Start of Exercise input

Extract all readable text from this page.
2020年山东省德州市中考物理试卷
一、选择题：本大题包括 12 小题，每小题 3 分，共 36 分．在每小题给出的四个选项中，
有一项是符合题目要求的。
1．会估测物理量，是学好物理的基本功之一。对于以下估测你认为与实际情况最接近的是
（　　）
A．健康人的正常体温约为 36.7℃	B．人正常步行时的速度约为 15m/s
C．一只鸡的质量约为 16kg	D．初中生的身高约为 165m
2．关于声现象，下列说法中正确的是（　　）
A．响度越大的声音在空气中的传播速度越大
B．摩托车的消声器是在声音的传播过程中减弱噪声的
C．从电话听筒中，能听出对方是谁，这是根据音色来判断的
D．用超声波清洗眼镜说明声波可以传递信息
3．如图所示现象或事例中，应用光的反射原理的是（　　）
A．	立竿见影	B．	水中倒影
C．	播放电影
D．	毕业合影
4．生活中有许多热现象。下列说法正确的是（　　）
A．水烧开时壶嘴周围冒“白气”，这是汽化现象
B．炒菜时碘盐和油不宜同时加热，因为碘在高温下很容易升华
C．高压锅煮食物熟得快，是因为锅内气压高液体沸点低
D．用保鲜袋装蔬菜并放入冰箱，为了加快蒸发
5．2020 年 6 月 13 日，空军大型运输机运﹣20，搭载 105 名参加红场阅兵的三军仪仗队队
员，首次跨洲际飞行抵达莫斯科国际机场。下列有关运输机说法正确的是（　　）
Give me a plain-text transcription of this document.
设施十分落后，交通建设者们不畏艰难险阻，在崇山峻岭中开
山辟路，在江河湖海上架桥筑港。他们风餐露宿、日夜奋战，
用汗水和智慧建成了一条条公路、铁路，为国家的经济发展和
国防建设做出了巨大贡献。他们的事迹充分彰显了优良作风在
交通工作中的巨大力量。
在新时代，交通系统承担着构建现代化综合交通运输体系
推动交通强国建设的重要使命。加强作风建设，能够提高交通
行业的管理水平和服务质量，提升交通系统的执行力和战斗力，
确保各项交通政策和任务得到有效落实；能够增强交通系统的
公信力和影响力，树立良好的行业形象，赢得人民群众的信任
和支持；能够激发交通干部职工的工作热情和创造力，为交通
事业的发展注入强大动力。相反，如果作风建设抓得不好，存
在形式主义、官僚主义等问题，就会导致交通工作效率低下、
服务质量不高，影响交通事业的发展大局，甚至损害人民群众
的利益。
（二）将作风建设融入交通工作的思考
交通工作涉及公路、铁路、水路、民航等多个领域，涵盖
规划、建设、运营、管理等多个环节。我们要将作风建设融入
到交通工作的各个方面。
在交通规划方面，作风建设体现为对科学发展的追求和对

End of Exercise input

▶ Short exercise
Each record above should be output again exactly.

▶ Full output
Extract all readable text from this page.
2020年山东省德州市中考物理试卷
一、选择题：本大题包括 12 小题，每小题 3 分，共 36 分．在每小题给出的四个选项中，
有一项是符合题目要求的。
1．会估测物理量，是学好物理的基本功之一。对于以下估测你认为与实际情况最接近的是
（　　）
A．健康人的正常体温约为 36.7℃	B．人正常步行时的速度约为 15m/s
C．一只鸡的质量约为 16kg	D．初中生的身高约为 165m
2．关于声现象，下列说法中正确的是（　　）
A．响度越大的声音在空气中的传播速度越大
B．摩托车的消声器是在声音的传播过程中减弱噪声的
C．从电话听筒中，能听出对方是谁，这是根据音色来判断的
D．用超声波清洗眼镜说明声波可以传递信息
3．如图所示现象或事例中，应用光的反射原理的是（　　）
A．	立竿见影	B．	水中倒影
C．	播放电影
D．	毕业合影
4．生活中有许多热现象。下列说法正确的是（　　）
A．水烧开时壶嘴周围冒“白气”，这是汽化现象
B．炒菜时碘盐和油不宜同时加热，因为碘在高温下很容易升华
C．高压锅煮食物熟得快，是因为锅内气压高液体沸点低
D．用保鲜袋装蔬菜并放入冰箱，为了加快蒸发
5．2020 年 6 月 13 日，空军大型运输机运﹣20，搭载 105 名参加红场阅兵的三军仪仗队队
员，首次跨洲际飞行抵达莫斯科国际机场。下列有关运输机说法正确的是（　　）
Give me a plain-text transcription of this document.
设施十分落后，交通建设者们不畏艰难险阻，在崇山峻岭中开
山辟路，在江河湖海上架桥筑港。他们风餐露宿、日夜奋战，
用汗水和智慧建成了一条条公路、铁路，为国家的经济发展和
国防建设做出了巨大贡献。他们的事迹充分彰显了优良作风在
交通工作中的巨大力量。
在新时代，交通系统承担着构建现代化综合交通运输体系
推动交通强国建设的重要使命。加强作风建设，能够提高交通
行业的管理水平和服务质量，提升交通系统的执行力和战斗力，
确保各项交通政策和任务得到有效落实；能够增强交通系统的
公信力和影响力，树立良好的行业形象，赢得人民群众的信任
和支持；能够激发交通干部职工的工作热情和创造力，为交通
事业的发展注入强大动力。相反，如果作风建设抓得不好，存
在形式主义、官僚主义等问题，就会导致交通工作效率低下、
服务质量不高，影响交通事业的发展大局，甚至损害人民群众
的利益。
（二）将作风建设融入交通工作的思考
交通工作涉及公路、铁路、水路、民航等多个领域，涵盖
规划、建设、运营、管理等多个环节。我们要将作风建设融入
到交通工作的各个方面。
在交通规划方面，作风建设体现为对科学发展的追求和对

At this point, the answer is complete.